--- Passage fourni ---
# # # # # # #
Malgré ses quarante cinq (45) ans d’existence et son site récent de 29 hectares, le musée national du Burkina Faso n’arrive pas à accomplir pleinement ses missions de collecte et de conservation des témoins matériels des différentes couches sociales.

Les ressources financières font énormément défaut limitant les ambitions et les projets. Entre ses activités traditionnelles et ses perspectives, la directrice général Alimata Sawadogo partage ses difficultés, ses craintes et ses espoirs.

Sidwaya (S.) : Qu’est-ce que le musée national du Burkina Faso ?

Alimata Sawadogo (A.S.) : Le musée national est une institution de l’Etat, créée en 1962. Depuis sa création, ses service ne disposaient pas de site propre. Ils étaient en nomadisme dans la ville de Ouagadougou. Ce n’est qu’en 1999 que la première pierre du siège a été posée et l’infrastructure inaugurée le 23 décembre 2004. Le musée national était aussi confronté à des difficultés d’ordre juridique. Aujourd’hui, les statuts sont finalisés et le musée érigé en Etablissement public à caractère scientifique, culturel et technique (EPSCT).
# # # # # # #
Lignes de données enregistrées
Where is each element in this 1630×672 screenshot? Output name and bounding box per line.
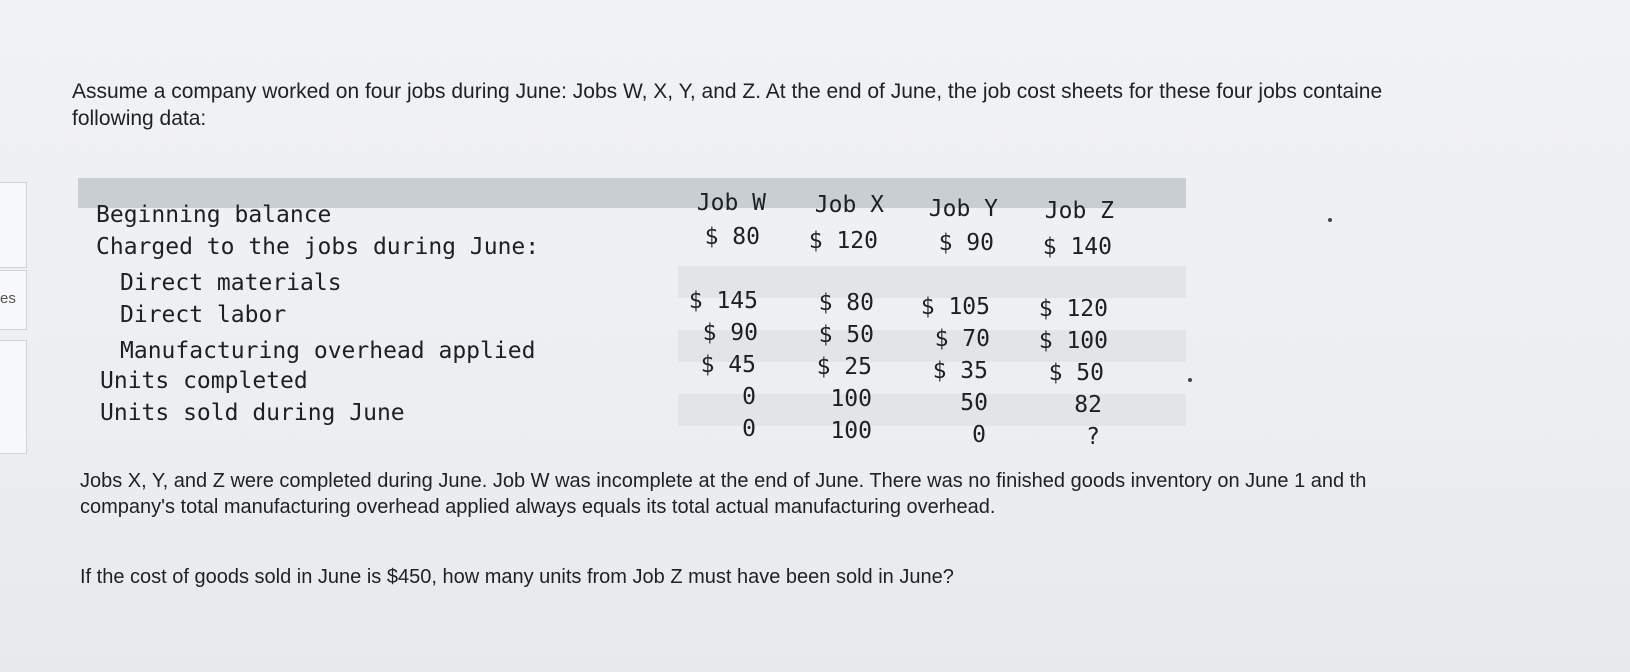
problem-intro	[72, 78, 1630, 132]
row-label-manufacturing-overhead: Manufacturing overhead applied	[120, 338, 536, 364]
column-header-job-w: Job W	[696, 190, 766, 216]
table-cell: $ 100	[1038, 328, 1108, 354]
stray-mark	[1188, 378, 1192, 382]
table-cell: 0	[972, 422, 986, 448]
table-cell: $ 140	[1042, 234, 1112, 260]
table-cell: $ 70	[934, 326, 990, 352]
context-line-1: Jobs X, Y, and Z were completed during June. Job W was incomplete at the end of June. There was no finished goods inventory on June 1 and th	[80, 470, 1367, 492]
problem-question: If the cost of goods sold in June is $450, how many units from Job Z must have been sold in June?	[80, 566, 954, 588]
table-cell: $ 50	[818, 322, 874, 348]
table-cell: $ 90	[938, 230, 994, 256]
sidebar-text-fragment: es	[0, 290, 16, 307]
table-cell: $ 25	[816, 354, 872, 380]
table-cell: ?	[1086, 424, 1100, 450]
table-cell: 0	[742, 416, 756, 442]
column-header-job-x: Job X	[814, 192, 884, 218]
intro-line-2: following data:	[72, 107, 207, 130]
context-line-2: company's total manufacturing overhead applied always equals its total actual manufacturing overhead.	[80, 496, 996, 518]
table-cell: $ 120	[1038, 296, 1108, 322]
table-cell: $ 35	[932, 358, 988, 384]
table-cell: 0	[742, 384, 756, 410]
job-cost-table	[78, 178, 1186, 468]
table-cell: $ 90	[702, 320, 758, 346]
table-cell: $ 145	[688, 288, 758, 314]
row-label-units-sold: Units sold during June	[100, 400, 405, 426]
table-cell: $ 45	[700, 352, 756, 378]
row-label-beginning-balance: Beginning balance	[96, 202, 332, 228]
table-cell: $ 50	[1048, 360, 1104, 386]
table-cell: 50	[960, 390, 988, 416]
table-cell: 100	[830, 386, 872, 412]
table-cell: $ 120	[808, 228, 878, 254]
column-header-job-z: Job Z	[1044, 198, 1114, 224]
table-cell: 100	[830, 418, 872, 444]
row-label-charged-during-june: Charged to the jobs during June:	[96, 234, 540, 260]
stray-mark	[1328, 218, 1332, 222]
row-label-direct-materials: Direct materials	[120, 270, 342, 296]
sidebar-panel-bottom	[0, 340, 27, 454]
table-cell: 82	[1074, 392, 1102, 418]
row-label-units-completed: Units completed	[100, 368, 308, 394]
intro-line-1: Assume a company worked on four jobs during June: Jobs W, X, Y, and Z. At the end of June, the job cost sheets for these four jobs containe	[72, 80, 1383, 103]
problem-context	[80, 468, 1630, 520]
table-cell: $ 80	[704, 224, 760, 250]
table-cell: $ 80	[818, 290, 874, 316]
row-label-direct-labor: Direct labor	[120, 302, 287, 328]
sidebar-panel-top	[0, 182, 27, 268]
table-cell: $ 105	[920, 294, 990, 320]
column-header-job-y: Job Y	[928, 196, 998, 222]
# # # # # # #
--- Consigne écrite ---
Reproduisez à l'identique l'intégralité du passage sur le musée national du Burkina Faso.

--- Réponse attendue ---
Malgré ses quarante cinq (45) ans d’existence et son site récent de 29 hectares, le musée national du Burkina Faso n’arrive pas à accomplir pleinement ses missions de collecte et de conservation des témoins matériels des différentes couches sociales.

Les ressources financières font énormément défaut limitant les ambitions et les projets. Entre ses activités traditionnelles et ses perspectives, la directrice général Alimata Sawadogo partage ses difficultés, ses craintes et ses espoirs.

Sidwaya (S.) : Qu’est-ce que le musée national du Burkina Faso ?

Alimata Sawadogo (A.S.) : Le musée national est une institution de l’Etat, créée en 1962. Depuis sa création, ses service ne disposaient pas de site propre. Ils étaient en nomadisme dans la ville de Ouagadougou. Ce n’est qu’en 1999 que la première pierre du siège a été posée et l’infrastructure inaugurée le 23 décembre 2004. Le musée national était aussi confronté à des difficultés d’ordre juridique. Aujourd’hui, les statuts sont finalisés et le musée érigé en Etablissement public à caractère scientifique, culturel et technique (EPSCT).